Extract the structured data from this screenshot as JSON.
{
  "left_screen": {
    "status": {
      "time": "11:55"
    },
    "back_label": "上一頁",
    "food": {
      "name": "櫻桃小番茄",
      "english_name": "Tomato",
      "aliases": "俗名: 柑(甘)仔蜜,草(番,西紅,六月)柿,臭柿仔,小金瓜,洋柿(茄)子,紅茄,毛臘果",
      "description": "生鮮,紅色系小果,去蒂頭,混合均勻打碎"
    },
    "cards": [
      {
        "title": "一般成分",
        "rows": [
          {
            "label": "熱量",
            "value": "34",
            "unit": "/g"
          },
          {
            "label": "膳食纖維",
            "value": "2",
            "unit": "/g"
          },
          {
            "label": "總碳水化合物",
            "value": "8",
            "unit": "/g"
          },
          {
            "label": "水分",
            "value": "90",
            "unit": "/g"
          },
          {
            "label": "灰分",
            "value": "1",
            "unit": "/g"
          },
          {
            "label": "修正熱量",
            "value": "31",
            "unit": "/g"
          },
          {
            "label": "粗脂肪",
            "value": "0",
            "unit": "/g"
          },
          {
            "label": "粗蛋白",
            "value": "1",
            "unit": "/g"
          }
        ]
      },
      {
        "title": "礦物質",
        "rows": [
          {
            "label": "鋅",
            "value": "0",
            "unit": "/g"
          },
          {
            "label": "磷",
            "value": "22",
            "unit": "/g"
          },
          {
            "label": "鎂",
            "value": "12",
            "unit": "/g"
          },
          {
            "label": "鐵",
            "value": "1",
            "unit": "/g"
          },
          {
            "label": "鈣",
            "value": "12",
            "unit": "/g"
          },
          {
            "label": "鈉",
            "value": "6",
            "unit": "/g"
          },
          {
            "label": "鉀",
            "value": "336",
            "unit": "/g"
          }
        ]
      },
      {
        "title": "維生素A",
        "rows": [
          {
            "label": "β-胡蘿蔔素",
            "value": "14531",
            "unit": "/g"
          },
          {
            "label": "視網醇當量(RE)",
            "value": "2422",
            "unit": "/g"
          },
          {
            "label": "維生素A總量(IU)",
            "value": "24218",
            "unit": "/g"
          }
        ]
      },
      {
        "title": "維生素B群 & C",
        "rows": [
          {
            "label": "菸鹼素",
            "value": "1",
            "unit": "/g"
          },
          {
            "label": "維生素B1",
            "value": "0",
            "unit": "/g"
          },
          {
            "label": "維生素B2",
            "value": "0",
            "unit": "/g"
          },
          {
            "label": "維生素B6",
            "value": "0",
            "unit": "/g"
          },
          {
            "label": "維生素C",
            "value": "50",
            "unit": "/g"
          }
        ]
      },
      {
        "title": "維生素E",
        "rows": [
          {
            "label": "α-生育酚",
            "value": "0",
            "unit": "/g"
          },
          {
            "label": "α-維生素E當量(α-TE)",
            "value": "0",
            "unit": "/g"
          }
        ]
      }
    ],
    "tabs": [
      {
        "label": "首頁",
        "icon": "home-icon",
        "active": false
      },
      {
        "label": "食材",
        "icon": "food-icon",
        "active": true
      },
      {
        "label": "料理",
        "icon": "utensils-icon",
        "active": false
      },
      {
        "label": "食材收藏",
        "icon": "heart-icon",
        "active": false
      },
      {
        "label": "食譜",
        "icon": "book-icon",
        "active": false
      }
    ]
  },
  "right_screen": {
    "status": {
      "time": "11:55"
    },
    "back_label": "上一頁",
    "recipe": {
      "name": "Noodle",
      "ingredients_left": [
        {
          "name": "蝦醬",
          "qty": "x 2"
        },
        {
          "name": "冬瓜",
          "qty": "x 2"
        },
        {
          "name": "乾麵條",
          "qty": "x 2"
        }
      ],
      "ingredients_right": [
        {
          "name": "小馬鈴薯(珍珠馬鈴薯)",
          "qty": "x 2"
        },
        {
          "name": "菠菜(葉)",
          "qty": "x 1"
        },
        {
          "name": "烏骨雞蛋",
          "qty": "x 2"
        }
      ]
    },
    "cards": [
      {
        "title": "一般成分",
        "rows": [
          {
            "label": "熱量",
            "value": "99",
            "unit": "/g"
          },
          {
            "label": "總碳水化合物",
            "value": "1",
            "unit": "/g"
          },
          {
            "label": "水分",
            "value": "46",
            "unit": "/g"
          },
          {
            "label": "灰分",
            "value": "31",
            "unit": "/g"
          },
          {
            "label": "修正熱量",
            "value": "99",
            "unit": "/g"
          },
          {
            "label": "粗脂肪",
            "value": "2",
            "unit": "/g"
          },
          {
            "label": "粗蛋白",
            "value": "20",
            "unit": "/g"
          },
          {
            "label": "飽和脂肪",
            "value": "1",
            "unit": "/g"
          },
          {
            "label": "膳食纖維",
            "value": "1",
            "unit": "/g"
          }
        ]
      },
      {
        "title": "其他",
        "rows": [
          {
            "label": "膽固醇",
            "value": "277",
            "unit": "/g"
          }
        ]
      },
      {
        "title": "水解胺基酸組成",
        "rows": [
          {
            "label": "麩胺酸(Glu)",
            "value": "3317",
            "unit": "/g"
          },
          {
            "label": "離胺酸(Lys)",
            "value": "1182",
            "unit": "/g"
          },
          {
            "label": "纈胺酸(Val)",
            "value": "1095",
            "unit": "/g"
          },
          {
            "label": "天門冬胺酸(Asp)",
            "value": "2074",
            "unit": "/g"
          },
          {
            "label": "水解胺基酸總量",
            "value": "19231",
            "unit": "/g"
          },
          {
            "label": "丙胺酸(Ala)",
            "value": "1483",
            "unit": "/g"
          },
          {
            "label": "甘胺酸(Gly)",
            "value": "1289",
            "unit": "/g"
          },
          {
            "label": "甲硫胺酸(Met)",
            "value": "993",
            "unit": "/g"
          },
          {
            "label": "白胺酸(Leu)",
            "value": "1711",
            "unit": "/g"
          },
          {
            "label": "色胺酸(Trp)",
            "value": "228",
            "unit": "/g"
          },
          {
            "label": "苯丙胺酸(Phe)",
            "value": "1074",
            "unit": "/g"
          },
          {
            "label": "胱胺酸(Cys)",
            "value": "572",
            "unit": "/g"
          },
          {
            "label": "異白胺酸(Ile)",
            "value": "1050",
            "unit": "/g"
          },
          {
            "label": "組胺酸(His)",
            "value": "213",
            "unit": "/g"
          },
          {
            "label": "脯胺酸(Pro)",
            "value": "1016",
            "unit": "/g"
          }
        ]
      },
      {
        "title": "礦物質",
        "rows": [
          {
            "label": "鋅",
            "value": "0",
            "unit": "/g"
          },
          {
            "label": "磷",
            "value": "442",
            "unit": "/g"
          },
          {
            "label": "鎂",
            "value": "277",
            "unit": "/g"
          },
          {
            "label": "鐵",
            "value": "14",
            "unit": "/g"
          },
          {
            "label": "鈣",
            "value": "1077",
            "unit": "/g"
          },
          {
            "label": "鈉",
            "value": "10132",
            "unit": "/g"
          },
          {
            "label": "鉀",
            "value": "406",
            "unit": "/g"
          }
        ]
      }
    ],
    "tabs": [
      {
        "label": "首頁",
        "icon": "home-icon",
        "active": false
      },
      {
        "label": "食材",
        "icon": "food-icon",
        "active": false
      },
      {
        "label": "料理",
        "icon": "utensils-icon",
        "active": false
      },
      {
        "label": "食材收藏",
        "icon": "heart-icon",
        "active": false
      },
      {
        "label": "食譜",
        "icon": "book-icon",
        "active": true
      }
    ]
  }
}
—————
Return all of the entries word for word.

Extract the structured data from this screenshot as JSON.
{
  "left_screen": {
    "status": {
      "time": "11:55"
    },
    "back_label": "上一頁",
    "food": {
      "name": "櫻桃小番茄",
      "english_name": "Tomato",
      "aliases": "俗名: 柑(甘)仔蜜,草(番,西紅,六月)柿,臭柿仔,小金瓜,洋柿(茄)子,紅茄,毛臘果",
      "description": "生鮮,紅色系小果,去蒂頭,混合均勻打碎"
    },
    "cards": [
      {
        "title": "一般成分",
        "rows": [
          {
            "label": "熱量",
            "value": "34",
            "unit": "/g"
          },
          {
            "label": "膳食纖維",
            "value": "2",
            "unit": "/g"
          },
          {
            "label": "總碳水化合物",
            "value": "8",
            "unit": "/g"
          },
          {
            "label": "水分",
            "value": "90",
            "unit": "/g"
          },
          {
            "label": "灰分",
            "value": "1",
            "unit": "/g"
          },
          {
            "label": "修正熱量",
            "value": "31",
            "unit": "/g"
          },
          {
            "label": "粗脂肪",
            "value": "0",
            "unit": "/g"
          },
          {
            "label": "粗蛋白",
            "value": "1",
            "unit": "/g"
          }
        ]
      },
      {
        "title": "礦物質",
        "rows": [
          {
            "label": "鋅",
            "value": "0",
            "unit": "/g"
          },
          {
            "label": "磷",
            "value": "22",
            "unit": "/g"
          },
          {
            "label": "鎂",
            "value": "12",
            "unit": "/g"
          },
          {
            "label": "鐵",
            "value": "1",
            "unit": "/g"
          },
          {
            "label": "鈣",
            "value": "12",
            "unit": "/g"
          },
          {
            "label": "鈉",
            "value": "6",
            "unit": "/g"
          },
          {
            "label": "鉀",
            "value": "336",
            "unit": "/g"
          }
        ]
      },
      {
        "title": "維生素A",
        "rows": [
          {
            "label": "β-胡蘿蔔素",
            "value": "14531",
            "unit": "/g"
          },
          {
            "label": "視網醇當量(RE)",
            "value": "2422",
            "unit": "/g"
          },
          {
            "label": "維生素A總量(IU)",
            "value": "24218",
            "unit": "/g"
          }
        ]
      },
      {
        "title": "維生素B群 & C",
        "rows": [
          {
            "label": "菸鹼素",
            "value": "1",
            "unit": "/g"
          },
          {
            "label": "維生素B1",
            "value": "0",
            "unit": "/g"
          },
          {
            "label": "維生素B2",
            "value": "0",
            "unit": "/g"
          },
          {
            "label": "維生素B6",
            "value": "0",
            "unit": "/g"
          },
          {
            "label": "維生素C",
            "value": "50",
            "unit": "/g"
          }
        ]
      },
      {
        "title": "維生素E",
        "rows": [
          {
            "label": "α-生育酚",
            "value": "0",
            "unit": "/g"
          },
          {
            "label": "α-維生素E當量(α-TE)",
            "value": "0",
            "unit": "/g"
          }
        ]
      }
    ],
    "tabs": [
      {
        "label": "首頁",
        "icon": "home-icon",
        "active": false
      },
      {
        "label": "食材",
        "icon": "food-icon",
        "active": true
      },
      {
        "label": "料理",
        "icon": "utensils-icon",
        "active": false
      },
      {
        "label": "食材收藏",
        "icon": "heart-icon",
        "active": false
      },
      {
        "label": "食譜",
        "icon": "book-icon",
        "active": false
      }
    ]
  },
  "right_screen": {
    "status": {
      "time": "11:55"
    },
    "back_label": "上一頁",
    "recipe": {
      "name": "Noodle",
      "ingredients_left": [
        {
          "name": "蝦醬",
          "qty": "x 2"
        },
        {
          "name": "冬瓜",
          "qty": "x 2"
        },
        {
          "name": "乾麵條",
          "qty": "x 2"
        }
      ],
      "ingredients_right": [
        {
          "name": "小馬鈴薯(珍珠馬鈴薯)",
          "qty": "x 2"
        },
        {
          "name": "菠菜(葉)",
          "qty": "x 1"
        },
        {
          "name": "烏骨雞蛋",
          "qty": "x 2"
        }
      ]
    },
    "cards": [
      {
        "title": "一般成分",
        "rows": [
          {
            "label": "熱量",
            "value": "99",
            "unit": "/g"
          },
          {
            "label": "總碳水化合物",
            "value": "1",
            "unit": "/g"
          },
          {
            "label": "水分",
            "value": "46",
            "unit": "/g"
          },
          {
            "label": "灰分",
            "value": "31",
            "unit": "/g"
          },
          {
            "label": "修正熱量",
            "value": "99",
            "unit": "/g"
          },
          {
            "label": "粗脂肪",
            "value": "2",
            "unit": "/g"
          },
          {
            "label": "粗蛋白",
            "value": "20",
            "unit": "/g"
          },
          {
            "label": "飽和脂肪",
            "value": "1",
            "unit": "/g"
          },
          {
            "label": "膳食纖維",
            "value": "1",
            "unit": "/g"
          }
        ]
      },
      {
        "title": "其他",
        "rows": [
          {
            "label": "膽固醇",
            "value": "277",
            "unit": "/g"
          }
        ]
      },
      {
        "title": "水解胺基酸組成",
        "rows": [
          {
            "label": "麩胺酸(Glu)",
            "value": "3317",
            "unit": "/g"
          },
          {
            "label": "離胺酸(Lys)",
            "value": "1182",
            "unit": "/g"
          },
          {
            "label": "纈胺酸(Val)",
            "value": "1095",
            "unit": "/g"
          },
          {
            "label": "天門冬胺酸(Asp)",
            "value": "2074",
            "unit": "/g"
          },
          {
            "label": "水解胺基酸總量",
            "value": "19231",
            "unit": "/g"
          },
          {
            "label": "丙胺酸(Ala)",
            "value": "1483",
            "unit": "/g"
          },
          {
            "label": "甘胺酸(Gly)",
            "value": "1289",
            "unit": "/g"
          },
          {
            "label": "甲硫胺酸(Met)",
            "value": "993",
            "unit": "/g"
          },
          {
            "label": "白胺酸(Leu)",
            "value": "1711",
            "unit": "/g"
          },
          {
            "label": "色胺酸(Trp)",
            "value": "228",
            "unit": "/g"
          },
          {
            "label": "苯丙胺酸(Phe)",
            "value": "1074",
            "unit": "/g"
          },
          {
            "label": "胱胺酸(Cys)",
            "value": "572",
            "unit": "/g"
          },
          {
            "label": "異白胺酸(Ile)",
            "value": "1050",
            "unit": "/g"
          },
          {
            "label": "組胺酸(His)",
            "value": "213",
            "unit": "/g"
          },
          {
            "label": "脯胺酸(Pro)",
            "value": "1016",
            "unit": "/g"
          }
        ]
      },
      {
        "title": "礦物質",
        "rows": [
          {
            "label": "鋅",
            "value": "0",
            "unit": "/g"
          },
          {
            "label": "磷",
            "value": "442",
            "unit": "/g"
          },
          {
            "label": "鎂",
            "value": "277",
            "unit": "/g"
          },
          {
            "label": "鐵",
            "value": "14",
            "unit": "/g"
          },
          {
            "label": "鈣",
            "value": "1077",
            "unit": "/g"
          },
          {
            "label": "鈉",
            "value": "10132",
            "unit": "/g"
          },
          {
            "label": "鉀",
            "value": "406",
            "unit": "/g"
          }
        ]
      }
    ],
    "tabs": [
      {
        "label": "首頁",
        "icon": "home-icon",
        "active": false
      },
      {
        "label": "食材",
        "icon": "food-icon",
        "active": false
      },
      {
        "label": "料理",
        "icon": "utensils-icon",
        "active": false
      },
      {
        "label": "食材收藏",
        "icon": "heart-icon",
        "active": false
      },
      {
        "label": "食譜",
        "icon": "book-icon",
        "active": true
      }
    ]
  }
}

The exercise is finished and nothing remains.